[start]

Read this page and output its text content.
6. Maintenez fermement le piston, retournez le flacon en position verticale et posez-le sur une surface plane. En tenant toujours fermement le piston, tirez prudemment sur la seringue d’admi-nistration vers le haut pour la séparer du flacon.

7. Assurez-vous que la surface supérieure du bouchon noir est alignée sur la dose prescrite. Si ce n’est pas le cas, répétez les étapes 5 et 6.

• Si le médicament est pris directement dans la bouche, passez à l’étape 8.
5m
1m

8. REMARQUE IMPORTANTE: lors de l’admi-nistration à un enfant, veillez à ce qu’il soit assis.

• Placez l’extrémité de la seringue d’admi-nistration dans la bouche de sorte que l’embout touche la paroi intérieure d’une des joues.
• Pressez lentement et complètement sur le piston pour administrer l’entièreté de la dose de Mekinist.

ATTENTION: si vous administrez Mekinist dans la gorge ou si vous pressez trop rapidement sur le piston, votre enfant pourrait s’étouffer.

[end]

*What is expected:* Restate the whole listing exactly.

*Solution for this exercise:*
Read this page and output its text content.
6. Maintenez fermement le piston, retournez le flacon en position verticale et posez-le sur une surface plane. En tenant toujours fermement le piston, tirez prudemment sur la seringue d’admi-nistration vers le haut pour la séparer du flacon.

7. Assurez-vous que la surface supérieure du bouchon noir est alignée sur la dose prescrite. Si ce n’est pas le cas, répétez les étapes 5 et 6.

• Si le médicament est pris directement dans la bouche, passez à l’étape 8.
5m
1m

8. REMARQUE IMPORTANTE: lors de l’admi-nistration à un enfant, veillez à ce qu’il soit assis.

• Placez l’extrémité de la seringue d’admi-nistration dans la bouche de sorte que l’embout touche la paroi intérieure d’une des joues.
• Pressez lentement et complètement sur le piston pour administrer l’entièreté de la dose de Mekinist.

ATTENTION: si vous administrez Mekinist dans la gorge ou si vous pressez trop rapidement sur le piston, votre enfant pourrait s’étouffer.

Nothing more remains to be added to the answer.